### DATA FOR THE TASK

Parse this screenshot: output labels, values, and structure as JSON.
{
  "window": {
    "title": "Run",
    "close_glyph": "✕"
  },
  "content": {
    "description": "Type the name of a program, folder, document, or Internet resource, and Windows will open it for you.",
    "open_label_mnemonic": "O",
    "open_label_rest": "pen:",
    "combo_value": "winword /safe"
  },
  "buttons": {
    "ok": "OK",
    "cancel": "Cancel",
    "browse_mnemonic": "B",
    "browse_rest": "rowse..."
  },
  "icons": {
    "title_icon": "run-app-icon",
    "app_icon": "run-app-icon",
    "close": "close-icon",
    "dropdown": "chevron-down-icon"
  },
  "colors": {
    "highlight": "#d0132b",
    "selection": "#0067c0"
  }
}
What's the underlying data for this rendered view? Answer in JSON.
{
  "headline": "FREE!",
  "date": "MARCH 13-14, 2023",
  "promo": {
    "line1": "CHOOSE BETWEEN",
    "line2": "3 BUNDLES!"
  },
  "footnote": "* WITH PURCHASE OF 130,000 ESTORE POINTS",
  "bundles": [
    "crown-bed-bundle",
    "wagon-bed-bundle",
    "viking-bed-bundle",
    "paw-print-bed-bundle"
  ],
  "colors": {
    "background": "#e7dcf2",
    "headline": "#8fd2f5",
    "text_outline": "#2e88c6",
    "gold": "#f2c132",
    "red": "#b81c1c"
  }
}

######

WORK TO DO | Make an exact copy of the listing, including every line.

WORKED ANSWER |
Parse this screenshot: output labels, values, and structure as JSON.
{
  "window": {
    "title": "Run",
    "close_glyph": "✕"
  },
  "content": {
    "description": "Type the name of a program, folder, document, or Internet resource, and Windows will open it for you.",
    "open_label_mnemonic": "O",
    "open_label_rest": "pen:",
    "combo_value": "winword /safe"
  },
  "buttons": {
    "ok": "OK",
    "cancel": "Cancel",
    "browse_mnemonic": "B",
    "browse_rest": "rowse..."
  },
  "icons": {
    "title_icon": "run-app-icon",
    "app_icon": "run-app-icon",
    "close": "close-icon",
    "dropdown": "chevron-down-icon"
  },
  "colors": {
    "highlight": "#d0132b",
    "selection": "#0067c0"
  }
}
What's the underlying data for this rendered view? Answer in JSON.
{
  "headline": "FREE!",
  "date": "MARCH 13-14, 2023",
  "promo": {
    "line1": "CHOOSE BETWEEN",
    "line2": "3 BUNDLES!"
  },
  "footnote": "* WITH PURCHASE OF 130,000 ESTORE POINTS",
  "bundles": [
    "crown-bed-bundle",
    "wagon-bed-bundle",
    "viking-bed-bundle",
    "paw-print-bed-bundle"
  ],
  "colors": {
    "background": "#e7dcf2",
    "headline": "#8fd2f5",
    "text_outline": "#2e88c6",
    "gold": "#f2c132",
    "red": "#b81c1c"
  }
}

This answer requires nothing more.